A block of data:
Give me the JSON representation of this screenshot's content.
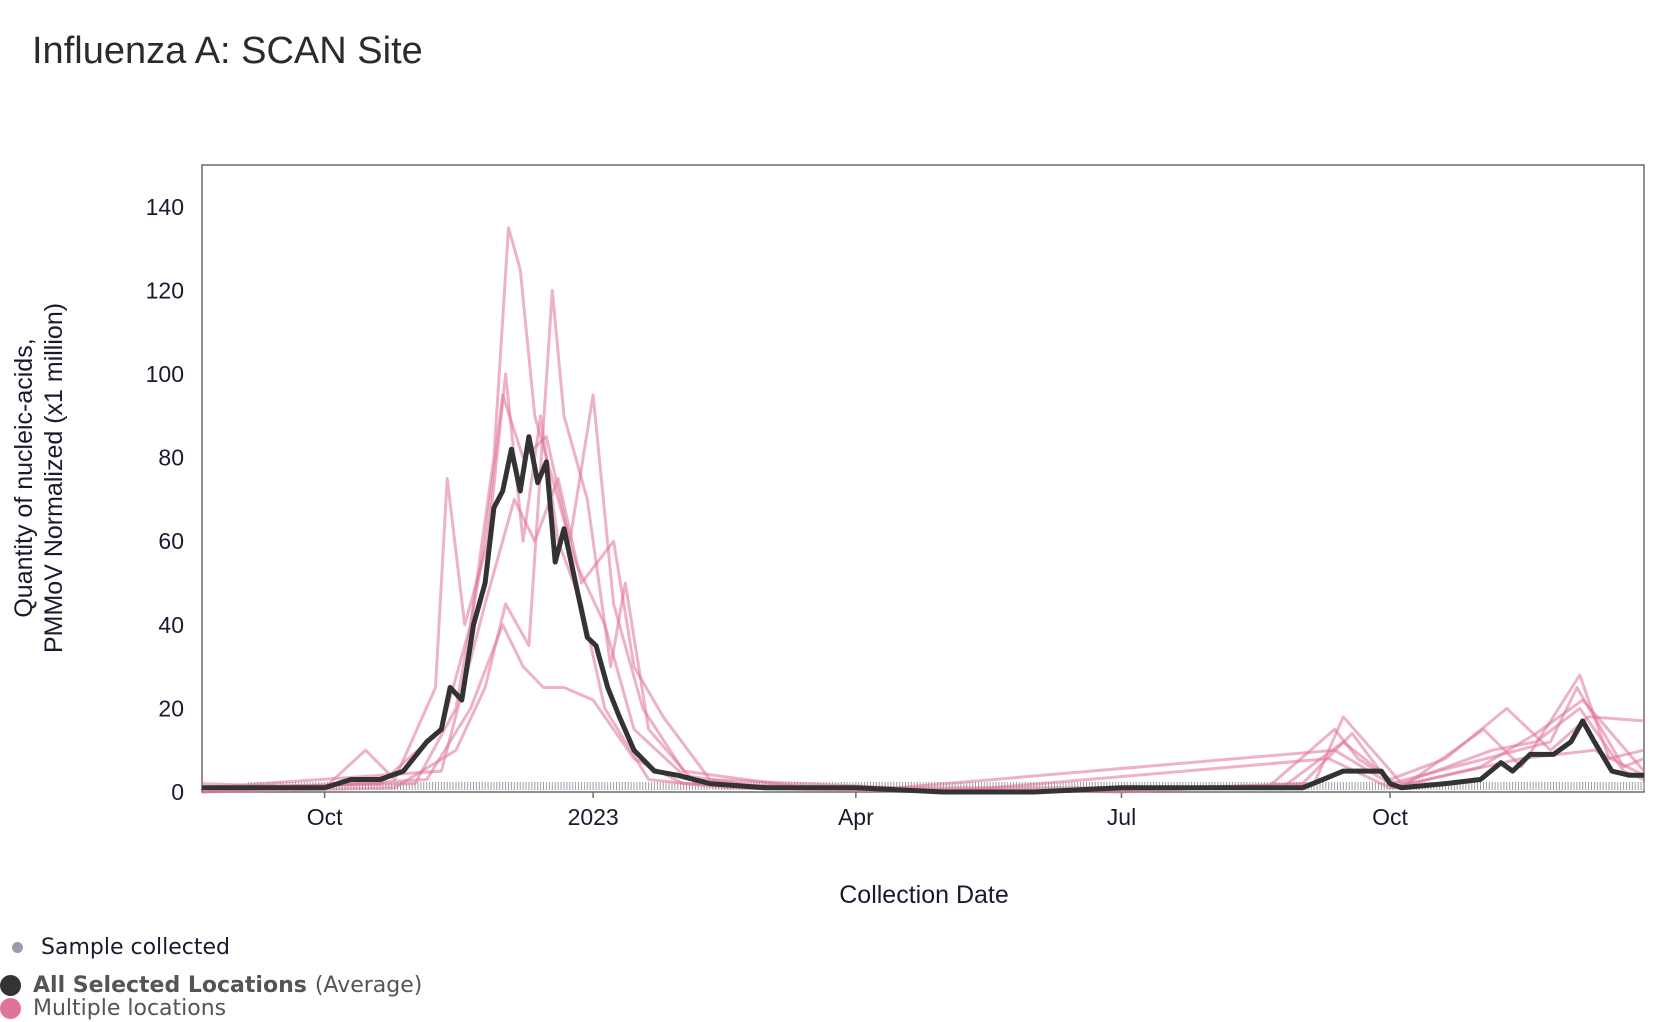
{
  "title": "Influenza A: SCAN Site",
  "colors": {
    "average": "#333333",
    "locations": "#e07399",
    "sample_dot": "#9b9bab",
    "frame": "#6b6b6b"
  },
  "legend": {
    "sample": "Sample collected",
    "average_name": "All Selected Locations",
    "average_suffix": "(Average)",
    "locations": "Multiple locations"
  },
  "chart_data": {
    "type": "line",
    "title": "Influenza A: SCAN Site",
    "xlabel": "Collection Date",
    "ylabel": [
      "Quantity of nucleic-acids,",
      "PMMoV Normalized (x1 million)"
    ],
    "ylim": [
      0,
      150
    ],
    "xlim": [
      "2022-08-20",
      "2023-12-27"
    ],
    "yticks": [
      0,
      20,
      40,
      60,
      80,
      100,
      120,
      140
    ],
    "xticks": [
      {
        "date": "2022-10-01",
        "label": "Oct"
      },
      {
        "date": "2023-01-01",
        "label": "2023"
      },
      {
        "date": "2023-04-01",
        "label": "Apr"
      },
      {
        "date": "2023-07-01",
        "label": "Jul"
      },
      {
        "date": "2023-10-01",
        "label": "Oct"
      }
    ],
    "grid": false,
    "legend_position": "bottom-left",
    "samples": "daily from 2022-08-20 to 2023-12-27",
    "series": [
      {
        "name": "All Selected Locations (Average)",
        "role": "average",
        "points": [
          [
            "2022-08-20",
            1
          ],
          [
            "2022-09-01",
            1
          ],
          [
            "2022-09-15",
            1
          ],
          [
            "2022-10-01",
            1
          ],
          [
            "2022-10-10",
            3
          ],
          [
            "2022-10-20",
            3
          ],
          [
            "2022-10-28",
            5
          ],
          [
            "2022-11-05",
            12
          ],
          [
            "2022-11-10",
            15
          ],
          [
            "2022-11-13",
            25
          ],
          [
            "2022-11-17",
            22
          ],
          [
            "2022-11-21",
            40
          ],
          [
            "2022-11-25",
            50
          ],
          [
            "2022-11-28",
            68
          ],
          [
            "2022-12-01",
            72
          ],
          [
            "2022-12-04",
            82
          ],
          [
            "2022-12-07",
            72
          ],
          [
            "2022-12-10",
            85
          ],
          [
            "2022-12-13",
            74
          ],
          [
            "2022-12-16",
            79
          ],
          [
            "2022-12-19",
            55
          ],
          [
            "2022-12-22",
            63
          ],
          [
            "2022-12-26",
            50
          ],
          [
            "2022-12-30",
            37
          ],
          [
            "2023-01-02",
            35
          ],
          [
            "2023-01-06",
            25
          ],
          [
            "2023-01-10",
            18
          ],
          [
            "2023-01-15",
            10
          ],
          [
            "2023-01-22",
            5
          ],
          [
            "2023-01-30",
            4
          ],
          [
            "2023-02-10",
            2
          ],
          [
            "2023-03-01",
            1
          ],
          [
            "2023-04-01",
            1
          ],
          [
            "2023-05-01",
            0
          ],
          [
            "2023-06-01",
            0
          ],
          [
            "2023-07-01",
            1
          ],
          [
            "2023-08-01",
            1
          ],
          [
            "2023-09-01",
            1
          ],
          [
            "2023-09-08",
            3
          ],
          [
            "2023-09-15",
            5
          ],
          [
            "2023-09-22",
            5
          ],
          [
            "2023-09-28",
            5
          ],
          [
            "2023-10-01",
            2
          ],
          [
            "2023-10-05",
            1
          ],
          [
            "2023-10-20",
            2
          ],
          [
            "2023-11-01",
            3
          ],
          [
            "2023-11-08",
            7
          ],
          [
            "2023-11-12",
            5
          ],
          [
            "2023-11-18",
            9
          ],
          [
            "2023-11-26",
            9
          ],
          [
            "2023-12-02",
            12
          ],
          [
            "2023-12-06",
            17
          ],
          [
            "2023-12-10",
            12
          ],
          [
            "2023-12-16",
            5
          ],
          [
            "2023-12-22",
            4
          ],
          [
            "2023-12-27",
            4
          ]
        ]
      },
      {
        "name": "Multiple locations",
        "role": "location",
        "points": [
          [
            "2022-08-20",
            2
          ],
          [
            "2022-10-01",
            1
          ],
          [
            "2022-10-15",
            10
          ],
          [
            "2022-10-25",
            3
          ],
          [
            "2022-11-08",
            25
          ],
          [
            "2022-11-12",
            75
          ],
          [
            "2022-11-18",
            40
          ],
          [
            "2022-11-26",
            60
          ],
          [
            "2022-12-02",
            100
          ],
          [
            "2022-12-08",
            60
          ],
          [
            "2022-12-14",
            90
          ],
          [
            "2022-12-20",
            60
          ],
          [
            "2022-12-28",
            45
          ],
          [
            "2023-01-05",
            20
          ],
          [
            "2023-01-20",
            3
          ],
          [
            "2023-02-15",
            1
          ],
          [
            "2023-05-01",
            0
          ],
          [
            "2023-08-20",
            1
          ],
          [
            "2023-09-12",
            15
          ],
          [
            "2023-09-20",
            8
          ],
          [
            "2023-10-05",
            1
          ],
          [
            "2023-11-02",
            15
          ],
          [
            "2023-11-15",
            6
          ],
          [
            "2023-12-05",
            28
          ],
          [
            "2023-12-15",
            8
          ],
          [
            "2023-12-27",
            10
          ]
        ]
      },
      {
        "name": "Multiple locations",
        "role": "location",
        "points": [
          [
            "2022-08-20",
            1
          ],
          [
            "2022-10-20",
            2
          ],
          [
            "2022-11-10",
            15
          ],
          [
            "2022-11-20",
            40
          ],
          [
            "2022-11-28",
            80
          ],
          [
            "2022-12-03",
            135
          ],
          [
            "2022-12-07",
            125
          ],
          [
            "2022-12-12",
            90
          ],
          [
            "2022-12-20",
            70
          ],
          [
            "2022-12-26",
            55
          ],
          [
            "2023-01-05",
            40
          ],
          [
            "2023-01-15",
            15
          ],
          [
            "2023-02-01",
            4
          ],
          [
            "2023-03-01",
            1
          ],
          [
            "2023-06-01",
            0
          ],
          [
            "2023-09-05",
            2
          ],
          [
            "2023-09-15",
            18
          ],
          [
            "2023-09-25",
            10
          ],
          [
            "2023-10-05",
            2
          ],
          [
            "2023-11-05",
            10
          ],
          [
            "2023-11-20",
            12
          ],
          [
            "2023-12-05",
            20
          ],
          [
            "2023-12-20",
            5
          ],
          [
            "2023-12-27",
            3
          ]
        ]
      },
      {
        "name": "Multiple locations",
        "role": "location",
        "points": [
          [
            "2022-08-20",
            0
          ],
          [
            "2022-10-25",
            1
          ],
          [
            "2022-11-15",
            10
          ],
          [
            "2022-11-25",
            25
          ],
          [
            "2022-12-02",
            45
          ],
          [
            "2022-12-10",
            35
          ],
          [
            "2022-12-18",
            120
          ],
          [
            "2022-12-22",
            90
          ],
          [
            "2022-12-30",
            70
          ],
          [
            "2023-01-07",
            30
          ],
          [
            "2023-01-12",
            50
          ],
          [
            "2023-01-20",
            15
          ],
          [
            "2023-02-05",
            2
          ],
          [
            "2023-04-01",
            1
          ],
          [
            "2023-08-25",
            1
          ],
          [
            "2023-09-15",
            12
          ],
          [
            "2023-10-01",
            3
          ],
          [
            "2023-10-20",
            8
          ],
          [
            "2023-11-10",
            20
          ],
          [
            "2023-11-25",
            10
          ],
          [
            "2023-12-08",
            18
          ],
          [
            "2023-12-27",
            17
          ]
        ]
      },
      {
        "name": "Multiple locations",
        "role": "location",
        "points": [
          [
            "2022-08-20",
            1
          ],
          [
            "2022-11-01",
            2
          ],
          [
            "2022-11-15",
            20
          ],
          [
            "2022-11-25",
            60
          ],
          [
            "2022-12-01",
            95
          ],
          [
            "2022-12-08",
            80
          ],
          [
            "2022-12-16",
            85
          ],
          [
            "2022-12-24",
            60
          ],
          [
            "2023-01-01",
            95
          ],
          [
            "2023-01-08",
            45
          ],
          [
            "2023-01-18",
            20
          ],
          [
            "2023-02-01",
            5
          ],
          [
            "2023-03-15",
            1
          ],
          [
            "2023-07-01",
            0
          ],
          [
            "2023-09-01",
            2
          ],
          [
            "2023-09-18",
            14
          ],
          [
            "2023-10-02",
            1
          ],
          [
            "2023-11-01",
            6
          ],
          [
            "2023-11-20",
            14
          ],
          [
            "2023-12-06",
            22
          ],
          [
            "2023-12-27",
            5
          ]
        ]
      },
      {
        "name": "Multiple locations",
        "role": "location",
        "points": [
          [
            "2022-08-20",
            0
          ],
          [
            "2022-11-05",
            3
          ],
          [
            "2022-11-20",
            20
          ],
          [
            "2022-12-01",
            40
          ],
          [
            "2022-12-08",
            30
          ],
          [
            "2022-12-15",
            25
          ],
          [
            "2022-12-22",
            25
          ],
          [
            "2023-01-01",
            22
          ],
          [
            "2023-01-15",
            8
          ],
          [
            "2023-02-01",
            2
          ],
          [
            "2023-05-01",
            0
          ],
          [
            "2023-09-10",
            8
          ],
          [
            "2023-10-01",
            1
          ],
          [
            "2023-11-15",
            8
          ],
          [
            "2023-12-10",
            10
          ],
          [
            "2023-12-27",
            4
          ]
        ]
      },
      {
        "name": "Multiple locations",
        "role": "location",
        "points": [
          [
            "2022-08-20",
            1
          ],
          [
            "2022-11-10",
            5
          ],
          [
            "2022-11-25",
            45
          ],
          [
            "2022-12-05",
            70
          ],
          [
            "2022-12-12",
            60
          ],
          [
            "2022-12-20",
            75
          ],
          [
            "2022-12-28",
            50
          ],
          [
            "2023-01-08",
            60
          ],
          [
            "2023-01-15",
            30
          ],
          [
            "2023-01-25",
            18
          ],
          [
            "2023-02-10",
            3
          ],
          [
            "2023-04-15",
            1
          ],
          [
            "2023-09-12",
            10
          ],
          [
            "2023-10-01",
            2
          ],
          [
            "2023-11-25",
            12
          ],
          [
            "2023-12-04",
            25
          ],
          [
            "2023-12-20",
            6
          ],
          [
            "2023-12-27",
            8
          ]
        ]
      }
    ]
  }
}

* * *

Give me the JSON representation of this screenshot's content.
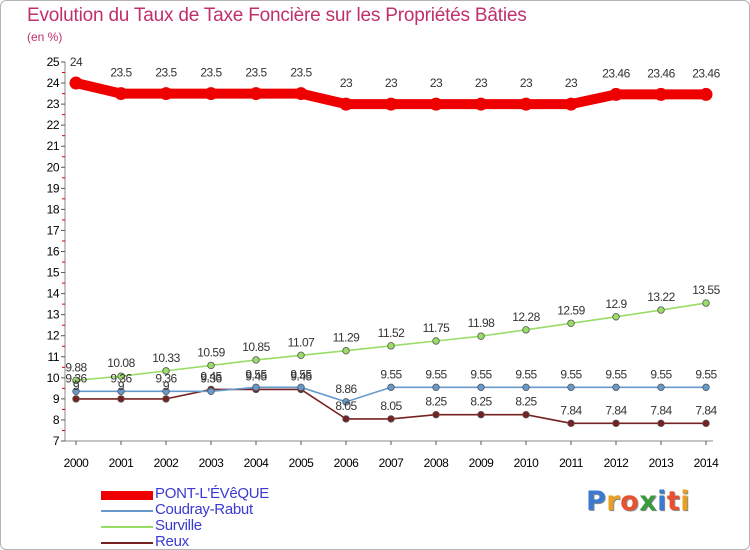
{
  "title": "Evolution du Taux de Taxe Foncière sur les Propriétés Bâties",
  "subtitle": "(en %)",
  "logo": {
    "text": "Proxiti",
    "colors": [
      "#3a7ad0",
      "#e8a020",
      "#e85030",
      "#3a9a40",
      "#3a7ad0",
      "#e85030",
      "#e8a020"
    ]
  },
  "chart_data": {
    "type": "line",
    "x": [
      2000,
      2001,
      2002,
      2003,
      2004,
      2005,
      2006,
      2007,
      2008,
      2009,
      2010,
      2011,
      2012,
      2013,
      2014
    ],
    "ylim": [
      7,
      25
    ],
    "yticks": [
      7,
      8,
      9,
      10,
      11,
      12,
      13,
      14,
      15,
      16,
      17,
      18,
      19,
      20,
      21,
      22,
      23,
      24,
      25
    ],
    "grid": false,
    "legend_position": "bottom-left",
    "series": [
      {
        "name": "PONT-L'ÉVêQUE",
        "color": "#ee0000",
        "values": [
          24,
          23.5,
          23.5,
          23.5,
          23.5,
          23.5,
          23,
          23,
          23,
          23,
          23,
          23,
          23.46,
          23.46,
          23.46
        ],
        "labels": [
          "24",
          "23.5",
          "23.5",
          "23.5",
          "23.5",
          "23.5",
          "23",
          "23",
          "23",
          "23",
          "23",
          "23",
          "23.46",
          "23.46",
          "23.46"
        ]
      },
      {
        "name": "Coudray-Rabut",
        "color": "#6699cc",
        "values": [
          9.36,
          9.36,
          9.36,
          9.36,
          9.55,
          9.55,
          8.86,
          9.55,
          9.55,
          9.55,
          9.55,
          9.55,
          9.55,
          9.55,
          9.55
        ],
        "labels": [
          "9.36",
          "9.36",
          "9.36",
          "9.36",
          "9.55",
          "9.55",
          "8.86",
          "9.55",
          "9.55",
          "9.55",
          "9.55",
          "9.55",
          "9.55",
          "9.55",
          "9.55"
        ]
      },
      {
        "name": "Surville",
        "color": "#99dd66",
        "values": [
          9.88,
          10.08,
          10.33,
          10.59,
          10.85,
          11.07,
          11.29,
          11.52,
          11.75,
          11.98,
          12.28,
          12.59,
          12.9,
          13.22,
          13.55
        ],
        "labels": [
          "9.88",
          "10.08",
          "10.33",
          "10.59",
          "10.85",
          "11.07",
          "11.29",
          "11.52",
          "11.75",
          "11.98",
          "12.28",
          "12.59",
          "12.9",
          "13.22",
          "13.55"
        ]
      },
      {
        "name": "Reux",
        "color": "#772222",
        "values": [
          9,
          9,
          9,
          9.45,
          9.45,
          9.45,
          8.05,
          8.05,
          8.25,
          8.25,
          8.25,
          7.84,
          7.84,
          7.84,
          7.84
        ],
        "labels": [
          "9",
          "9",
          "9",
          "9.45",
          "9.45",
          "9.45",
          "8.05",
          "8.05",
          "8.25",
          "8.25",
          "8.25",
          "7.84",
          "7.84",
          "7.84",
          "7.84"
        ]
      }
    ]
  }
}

* * *

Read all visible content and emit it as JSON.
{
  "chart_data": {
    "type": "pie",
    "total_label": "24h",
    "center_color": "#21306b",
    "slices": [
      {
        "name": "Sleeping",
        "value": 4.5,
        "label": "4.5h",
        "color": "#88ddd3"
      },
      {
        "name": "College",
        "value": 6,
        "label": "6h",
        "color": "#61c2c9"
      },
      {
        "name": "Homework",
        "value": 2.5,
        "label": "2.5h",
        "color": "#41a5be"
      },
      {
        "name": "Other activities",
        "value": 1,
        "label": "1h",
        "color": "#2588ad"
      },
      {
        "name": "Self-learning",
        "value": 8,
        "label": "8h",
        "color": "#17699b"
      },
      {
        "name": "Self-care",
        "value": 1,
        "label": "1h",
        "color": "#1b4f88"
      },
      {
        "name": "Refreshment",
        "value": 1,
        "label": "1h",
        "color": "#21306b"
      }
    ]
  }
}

=== Exercise brief ===
Show every line that contains the word "Influenza".

=== Result ===
  "title": "Influenza A: SCAN Site",
    "title": "Influenza A: SCAN Site",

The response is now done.